Source data:
──────────────────────────────

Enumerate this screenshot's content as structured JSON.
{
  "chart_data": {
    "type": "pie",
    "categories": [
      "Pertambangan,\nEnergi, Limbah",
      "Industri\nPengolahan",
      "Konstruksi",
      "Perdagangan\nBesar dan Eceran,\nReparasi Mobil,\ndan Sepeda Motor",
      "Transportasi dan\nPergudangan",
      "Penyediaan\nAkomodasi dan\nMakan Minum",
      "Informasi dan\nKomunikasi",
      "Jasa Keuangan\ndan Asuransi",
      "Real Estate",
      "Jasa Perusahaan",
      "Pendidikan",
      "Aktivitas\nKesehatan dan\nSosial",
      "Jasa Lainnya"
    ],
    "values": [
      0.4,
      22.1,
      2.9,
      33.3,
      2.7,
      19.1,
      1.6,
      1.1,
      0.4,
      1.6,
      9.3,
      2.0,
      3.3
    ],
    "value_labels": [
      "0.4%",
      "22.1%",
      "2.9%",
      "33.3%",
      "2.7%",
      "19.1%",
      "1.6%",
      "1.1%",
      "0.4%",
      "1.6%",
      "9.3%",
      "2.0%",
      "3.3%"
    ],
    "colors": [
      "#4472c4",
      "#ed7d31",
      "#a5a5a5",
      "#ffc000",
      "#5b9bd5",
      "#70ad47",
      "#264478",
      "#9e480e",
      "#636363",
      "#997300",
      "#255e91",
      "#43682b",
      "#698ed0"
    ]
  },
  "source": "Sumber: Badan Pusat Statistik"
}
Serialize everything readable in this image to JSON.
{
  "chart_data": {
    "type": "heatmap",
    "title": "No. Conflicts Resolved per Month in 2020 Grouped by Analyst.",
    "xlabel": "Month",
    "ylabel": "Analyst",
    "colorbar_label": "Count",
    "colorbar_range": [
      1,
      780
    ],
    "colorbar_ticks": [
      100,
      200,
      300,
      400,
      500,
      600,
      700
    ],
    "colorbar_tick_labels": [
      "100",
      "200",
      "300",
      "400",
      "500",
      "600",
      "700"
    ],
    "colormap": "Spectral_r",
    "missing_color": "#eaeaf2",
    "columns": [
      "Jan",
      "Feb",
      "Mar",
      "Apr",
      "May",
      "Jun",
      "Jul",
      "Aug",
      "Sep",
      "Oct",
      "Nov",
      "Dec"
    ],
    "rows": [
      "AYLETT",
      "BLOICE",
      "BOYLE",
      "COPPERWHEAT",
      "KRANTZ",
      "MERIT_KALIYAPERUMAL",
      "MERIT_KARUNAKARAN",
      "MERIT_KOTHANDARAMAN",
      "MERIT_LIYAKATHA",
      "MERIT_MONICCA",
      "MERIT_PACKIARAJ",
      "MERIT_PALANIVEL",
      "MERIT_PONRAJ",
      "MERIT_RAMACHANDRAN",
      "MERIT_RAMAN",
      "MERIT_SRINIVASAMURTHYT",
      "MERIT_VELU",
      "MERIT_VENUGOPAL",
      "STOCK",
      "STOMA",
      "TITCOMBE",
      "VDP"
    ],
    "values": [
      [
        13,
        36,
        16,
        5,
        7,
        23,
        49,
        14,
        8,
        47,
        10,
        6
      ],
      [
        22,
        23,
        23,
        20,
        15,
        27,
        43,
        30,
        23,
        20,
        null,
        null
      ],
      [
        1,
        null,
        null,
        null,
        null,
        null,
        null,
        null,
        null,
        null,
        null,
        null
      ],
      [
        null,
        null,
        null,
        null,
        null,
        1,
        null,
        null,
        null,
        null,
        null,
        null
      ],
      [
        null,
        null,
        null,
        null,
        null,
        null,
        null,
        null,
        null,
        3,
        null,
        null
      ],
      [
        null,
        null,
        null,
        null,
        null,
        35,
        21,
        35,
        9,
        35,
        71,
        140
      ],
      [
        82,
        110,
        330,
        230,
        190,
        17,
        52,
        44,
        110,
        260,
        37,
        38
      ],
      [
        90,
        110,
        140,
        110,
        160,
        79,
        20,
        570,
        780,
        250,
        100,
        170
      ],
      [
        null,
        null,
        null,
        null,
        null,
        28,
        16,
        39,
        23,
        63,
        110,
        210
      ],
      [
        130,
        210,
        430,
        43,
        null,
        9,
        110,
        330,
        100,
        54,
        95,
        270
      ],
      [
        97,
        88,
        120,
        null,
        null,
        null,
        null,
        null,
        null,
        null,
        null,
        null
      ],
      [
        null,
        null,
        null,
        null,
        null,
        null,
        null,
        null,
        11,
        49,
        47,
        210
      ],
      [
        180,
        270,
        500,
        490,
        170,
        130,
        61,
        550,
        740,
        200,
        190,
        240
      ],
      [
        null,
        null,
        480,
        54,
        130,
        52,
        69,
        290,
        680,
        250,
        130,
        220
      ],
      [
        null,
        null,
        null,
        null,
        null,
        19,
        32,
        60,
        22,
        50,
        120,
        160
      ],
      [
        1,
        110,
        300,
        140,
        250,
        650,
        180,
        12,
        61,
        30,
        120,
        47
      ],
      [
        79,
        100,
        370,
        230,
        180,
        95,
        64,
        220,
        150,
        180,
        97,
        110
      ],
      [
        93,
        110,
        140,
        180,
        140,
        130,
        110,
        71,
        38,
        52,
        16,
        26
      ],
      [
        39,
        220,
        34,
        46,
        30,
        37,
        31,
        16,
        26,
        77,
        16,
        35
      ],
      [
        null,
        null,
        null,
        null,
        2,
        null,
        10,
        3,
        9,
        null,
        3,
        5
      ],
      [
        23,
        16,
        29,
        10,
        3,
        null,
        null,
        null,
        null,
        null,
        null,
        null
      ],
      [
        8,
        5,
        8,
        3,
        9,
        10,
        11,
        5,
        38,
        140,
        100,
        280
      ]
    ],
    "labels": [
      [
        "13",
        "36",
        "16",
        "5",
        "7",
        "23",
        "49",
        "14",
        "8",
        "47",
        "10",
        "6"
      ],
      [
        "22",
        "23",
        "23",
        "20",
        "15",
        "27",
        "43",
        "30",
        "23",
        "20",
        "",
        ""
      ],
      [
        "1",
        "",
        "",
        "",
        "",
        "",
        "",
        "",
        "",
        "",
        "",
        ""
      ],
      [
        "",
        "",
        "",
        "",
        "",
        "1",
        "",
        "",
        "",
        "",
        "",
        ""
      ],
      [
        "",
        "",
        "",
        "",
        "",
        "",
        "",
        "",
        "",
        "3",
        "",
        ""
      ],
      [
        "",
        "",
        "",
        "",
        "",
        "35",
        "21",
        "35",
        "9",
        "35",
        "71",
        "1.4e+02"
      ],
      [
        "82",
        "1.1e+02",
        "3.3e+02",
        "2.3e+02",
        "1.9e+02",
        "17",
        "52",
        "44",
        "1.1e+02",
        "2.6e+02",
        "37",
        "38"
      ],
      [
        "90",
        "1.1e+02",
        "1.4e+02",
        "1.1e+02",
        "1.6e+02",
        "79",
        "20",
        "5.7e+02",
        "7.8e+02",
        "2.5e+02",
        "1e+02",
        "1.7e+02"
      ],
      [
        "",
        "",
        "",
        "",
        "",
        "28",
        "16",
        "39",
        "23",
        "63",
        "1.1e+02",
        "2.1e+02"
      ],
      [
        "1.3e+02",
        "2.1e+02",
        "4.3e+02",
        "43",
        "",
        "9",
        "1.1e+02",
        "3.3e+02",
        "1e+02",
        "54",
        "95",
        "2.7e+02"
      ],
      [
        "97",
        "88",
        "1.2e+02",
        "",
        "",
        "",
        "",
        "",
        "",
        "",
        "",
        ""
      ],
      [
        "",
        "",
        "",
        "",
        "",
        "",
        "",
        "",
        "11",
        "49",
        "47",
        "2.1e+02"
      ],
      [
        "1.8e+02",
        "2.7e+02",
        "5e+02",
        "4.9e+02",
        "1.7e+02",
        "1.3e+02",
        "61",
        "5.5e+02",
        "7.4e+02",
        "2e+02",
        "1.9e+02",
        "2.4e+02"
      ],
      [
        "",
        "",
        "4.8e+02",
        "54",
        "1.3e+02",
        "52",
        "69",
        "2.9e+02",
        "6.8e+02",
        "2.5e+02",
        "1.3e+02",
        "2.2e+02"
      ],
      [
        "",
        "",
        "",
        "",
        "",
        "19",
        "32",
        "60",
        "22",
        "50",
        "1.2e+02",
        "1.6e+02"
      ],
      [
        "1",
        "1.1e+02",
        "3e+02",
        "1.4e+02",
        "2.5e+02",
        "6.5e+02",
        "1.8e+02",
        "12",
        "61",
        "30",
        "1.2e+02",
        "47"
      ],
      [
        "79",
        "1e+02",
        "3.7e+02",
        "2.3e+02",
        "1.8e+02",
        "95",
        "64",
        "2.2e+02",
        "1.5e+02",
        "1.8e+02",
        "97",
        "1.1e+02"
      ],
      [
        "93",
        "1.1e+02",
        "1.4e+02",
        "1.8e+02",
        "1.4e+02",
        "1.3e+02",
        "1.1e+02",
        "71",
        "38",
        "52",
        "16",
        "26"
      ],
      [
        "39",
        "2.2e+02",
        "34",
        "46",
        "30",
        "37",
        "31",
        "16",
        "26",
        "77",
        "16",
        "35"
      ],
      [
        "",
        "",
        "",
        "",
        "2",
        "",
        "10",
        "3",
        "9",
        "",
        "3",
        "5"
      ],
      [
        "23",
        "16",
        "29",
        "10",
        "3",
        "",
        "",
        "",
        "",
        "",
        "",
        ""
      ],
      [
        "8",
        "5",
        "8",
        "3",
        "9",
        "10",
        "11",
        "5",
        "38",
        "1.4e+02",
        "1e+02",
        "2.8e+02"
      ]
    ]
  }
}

──────────────────────────────

Problem details: Find how many of the lines above have the word "this" in them. State only that number.

Exercise response: 2